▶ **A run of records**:
-- begin --

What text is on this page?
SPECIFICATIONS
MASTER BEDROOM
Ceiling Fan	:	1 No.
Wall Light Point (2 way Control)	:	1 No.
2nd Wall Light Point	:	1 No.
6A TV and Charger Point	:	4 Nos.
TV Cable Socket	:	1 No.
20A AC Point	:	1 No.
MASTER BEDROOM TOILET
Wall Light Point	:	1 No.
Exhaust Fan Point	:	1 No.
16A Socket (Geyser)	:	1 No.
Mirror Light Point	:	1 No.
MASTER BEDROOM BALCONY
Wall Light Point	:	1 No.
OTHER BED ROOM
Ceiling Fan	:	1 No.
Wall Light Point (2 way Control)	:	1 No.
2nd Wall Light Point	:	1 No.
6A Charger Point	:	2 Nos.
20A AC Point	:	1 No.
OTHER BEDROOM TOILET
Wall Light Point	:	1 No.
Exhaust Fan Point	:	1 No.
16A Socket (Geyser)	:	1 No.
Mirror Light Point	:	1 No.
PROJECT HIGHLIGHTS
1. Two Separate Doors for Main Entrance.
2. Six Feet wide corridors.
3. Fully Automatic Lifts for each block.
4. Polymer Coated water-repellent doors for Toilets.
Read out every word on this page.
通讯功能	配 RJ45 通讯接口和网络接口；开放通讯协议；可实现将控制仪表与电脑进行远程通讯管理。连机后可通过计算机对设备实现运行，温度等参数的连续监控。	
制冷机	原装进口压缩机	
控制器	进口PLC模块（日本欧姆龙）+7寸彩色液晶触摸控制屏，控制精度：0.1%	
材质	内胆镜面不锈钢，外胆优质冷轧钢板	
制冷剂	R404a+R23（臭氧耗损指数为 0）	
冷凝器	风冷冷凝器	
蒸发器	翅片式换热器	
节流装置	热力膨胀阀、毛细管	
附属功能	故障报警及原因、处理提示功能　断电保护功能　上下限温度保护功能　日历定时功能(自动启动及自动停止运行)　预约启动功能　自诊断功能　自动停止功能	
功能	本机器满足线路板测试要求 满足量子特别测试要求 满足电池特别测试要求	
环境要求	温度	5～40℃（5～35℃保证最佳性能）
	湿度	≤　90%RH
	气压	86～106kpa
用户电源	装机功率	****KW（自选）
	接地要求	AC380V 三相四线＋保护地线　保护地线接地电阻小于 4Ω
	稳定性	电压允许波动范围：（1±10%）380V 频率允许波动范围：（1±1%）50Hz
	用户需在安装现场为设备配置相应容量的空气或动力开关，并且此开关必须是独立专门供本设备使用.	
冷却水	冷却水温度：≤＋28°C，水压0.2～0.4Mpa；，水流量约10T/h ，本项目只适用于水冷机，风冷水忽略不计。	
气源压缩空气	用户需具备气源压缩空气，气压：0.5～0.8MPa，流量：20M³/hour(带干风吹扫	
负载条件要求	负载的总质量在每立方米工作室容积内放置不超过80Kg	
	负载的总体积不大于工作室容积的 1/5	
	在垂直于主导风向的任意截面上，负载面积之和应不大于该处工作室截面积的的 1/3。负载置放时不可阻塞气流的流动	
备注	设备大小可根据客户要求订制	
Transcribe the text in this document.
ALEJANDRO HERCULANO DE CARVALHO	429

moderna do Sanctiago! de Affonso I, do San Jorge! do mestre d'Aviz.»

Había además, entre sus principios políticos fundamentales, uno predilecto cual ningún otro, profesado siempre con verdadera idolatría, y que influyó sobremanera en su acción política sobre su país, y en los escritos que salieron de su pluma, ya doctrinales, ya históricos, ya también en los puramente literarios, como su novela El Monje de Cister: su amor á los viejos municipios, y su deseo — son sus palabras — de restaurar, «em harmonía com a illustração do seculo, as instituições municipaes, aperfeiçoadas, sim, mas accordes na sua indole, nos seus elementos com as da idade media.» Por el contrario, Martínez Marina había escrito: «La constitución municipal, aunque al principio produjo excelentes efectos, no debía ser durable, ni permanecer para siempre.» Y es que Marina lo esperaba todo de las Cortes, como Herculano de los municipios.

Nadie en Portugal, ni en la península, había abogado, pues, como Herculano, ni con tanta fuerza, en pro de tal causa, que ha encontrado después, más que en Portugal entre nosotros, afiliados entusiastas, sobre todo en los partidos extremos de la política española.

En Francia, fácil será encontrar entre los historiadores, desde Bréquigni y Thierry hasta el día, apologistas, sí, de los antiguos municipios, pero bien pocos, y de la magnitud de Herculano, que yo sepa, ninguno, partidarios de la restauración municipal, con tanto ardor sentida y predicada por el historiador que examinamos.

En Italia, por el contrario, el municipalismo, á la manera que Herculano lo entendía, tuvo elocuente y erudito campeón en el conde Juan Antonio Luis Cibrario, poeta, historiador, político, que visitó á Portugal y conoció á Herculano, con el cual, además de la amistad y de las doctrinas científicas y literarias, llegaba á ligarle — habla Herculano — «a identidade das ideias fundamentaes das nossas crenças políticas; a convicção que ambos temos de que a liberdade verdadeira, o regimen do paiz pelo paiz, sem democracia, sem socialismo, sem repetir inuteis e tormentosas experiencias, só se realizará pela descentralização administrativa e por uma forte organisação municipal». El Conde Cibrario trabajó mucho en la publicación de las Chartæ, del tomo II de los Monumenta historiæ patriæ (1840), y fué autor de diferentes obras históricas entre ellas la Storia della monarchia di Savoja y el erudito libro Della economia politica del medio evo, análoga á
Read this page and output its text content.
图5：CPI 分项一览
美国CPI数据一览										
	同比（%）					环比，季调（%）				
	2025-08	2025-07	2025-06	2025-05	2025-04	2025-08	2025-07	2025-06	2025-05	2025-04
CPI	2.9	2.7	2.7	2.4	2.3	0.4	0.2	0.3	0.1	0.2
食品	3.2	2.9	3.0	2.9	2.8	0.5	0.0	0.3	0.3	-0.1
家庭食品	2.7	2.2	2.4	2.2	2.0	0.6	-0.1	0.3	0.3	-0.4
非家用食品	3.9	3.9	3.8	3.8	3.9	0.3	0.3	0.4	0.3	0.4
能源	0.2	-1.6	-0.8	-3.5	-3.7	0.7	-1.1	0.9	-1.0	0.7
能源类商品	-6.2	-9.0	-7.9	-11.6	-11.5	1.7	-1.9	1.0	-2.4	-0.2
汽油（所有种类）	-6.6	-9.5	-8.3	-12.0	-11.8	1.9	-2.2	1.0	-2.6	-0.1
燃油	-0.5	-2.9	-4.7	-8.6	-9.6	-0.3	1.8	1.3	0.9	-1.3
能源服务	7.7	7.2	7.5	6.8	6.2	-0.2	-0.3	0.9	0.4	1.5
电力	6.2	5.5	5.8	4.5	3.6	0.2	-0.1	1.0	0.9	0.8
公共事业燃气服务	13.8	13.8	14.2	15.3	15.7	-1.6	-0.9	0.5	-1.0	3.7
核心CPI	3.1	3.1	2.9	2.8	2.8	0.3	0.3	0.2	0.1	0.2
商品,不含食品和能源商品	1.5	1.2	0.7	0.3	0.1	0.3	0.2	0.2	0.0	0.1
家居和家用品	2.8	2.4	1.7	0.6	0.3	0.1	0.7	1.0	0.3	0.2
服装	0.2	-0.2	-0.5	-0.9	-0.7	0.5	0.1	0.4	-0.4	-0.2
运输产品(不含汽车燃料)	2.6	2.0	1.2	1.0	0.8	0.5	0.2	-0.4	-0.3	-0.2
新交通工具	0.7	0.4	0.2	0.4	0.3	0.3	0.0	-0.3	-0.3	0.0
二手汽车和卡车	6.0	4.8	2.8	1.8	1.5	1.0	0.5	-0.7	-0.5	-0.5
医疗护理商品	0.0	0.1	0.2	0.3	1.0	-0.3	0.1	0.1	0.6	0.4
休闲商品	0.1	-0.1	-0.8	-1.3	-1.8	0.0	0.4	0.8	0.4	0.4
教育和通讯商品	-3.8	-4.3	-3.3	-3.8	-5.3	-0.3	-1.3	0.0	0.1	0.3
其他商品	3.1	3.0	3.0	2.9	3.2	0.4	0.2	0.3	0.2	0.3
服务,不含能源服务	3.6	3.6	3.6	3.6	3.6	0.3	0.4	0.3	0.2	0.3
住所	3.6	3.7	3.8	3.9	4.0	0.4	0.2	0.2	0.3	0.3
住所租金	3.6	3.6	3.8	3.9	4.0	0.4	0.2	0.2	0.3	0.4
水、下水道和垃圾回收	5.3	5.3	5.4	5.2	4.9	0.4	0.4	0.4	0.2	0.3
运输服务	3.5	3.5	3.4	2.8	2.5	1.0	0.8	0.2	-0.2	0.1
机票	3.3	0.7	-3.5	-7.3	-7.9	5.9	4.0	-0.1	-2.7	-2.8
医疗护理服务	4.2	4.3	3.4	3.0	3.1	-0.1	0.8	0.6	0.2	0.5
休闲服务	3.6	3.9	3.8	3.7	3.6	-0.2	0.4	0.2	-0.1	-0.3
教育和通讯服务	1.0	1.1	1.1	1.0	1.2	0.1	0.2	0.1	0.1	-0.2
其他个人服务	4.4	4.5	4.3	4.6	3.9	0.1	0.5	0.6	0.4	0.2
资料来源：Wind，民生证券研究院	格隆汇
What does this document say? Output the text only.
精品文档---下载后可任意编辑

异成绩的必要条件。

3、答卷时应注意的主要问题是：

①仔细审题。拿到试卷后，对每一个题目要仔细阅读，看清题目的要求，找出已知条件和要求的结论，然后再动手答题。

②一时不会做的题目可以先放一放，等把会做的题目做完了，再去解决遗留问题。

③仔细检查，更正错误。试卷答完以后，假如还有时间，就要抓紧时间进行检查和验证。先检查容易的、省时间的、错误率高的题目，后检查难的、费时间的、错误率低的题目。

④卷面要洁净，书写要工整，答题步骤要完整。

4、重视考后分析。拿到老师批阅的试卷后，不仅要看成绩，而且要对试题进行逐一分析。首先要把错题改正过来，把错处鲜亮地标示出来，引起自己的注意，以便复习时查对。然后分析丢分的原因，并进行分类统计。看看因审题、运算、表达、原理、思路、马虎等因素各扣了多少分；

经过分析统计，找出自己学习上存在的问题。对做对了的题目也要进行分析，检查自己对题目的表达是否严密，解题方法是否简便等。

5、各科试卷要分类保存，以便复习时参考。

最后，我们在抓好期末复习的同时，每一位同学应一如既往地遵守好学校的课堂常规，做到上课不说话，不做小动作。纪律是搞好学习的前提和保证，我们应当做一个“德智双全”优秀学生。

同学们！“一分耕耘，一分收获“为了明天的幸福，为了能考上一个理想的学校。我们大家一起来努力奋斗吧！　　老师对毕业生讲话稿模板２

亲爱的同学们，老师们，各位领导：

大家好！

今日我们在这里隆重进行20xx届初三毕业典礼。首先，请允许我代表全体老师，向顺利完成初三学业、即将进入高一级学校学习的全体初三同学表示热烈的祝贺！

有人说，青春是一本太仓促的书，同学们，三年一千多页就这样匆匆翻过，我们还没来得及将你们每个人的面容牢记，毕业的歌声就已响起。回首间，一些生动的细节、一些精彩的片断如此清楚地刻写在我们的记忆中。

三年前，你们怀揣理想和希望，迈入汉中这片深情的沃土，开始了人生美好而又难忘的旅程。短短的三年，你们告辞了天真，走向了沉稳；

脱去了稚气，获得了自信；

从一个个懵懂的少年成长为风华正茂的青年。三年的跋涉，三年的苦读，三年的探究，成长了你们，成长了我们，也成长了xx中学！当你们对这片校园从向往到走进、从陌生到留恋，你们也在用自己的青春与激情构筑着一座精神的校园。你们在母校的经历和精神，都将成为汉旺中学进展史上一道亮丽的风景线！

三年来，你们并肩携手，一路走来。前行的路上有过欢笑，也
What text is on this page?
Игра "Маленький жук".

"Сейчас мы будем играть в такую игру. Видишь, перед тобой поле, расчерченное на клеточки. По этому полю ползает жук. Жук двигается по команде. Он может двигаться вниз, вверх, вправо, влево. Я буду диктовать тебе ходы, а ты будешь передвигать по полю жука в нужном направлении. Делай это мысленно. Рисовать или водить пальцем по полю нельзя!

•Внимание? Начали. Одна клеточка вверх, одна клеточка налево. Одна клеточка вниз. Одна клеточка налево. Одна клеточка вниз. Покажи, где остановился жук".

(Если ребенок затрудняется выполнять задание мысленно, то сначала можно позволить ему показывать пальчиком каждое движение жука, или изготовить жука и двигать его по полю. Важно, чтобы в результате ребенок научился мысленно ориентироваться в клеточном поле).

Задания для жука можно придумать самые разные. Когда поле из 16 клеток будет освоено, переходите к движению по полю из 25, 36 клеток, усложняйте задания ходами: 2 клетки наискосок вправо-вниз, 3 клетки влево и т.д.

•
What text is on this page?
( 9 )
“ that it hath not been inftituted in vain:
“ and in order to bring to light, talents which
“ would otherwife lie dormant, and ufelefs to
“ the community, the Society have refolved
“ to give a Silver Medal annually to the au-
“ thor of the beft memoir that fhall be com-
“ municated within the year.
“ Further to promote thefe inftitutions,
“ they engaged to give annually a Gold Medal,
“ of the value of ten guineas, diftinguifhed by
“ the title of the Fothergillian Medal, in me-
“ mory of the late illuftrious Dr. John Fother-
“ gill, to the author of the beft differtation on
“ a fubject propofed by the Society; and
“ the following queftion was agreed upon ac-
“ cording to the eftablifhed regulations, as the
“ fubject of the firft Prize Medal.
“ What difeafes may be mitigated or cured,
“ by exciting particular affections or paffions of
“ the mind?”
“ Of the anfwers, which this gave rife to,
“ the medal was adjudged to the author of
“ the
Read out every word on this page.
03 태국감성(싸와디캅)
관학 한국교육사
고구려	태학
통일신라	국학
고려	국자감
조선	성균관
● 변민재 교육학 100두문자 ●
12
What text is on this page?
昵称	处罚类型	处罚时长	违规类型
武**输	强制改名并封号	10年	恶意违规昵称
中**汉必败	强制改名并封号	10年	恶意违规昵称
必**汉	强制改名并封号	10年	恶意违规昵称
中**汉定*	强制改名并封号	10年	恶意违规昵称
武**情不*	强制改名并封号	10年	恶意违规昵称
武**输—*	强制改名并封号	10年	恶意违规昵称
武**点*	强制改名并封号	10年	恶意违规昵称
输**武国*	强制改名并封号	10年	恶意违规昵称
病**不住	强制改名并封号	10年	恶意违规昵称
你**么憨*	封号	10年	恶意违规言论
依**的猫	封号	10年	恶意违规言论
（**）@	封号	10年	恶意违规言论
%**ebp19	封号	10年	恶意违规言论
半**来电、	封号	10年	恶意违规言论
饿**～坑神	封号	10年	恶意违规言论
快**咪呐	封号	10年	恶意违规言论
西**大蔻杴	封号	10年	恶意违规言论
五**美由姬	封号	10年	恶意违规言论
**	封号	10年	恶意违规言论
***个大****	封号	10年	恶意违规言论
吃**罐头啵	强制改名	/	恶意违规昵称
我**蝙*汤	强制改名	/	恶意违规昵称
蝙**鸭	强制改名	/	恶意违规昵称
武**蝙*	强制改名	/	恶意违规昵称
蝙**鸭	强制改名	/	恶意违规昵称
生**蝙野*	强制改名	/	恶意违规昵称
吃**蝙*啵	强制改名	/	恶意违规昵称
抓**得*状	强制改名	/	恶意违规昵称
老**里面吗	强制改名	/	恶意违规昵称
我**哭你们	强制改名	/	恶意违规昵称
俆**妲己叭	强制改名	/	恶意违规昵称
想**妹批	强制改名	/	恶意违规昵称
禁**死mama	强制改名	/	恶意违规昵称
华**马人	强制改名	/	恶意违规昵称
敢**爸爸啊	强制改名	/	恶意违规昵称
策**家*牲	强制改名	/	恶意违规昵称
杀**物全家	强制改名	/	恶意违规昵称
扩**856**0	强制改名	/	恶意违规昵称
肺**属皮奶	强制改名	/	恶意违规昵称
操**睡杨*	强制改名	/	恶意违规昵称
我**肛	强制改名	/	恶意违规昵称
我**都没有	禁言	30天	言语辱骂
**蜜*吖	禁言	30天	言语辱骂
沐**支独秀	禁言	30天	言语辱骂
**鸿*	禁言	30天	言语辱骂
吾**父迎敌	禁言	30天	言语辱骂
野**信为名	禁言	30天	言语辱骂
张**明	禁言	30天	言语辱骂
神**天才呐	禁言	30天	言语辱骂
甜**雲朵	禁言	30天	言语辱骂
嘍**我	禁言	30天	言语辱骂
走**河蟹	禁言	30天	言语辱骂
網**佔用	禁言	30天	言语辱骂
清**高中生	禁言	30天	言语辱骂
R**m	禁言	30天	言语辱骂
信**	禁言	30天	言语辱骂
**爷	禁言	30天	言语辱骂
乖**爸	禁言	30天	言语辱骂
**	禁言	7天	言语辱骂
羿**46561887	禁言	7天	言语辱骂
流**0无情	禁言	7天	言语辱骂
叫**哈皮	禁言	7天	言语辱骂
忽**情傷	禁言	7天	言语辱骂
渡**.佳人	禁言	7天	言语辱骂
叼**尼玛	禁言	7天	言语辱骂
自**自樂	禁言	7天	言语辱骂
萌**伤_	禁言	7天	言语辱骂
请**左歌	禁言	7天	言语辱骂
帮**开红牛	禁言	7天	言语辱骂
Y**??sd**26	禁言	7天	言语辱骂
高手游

-- end --

▶ **TASK**:
Write out every line of the entries that holds the word "which".

▶ **CORRECT OUTPUT**:
“ and in order to bring to light, talents which
“ Of the anfwers, which this gave rife to,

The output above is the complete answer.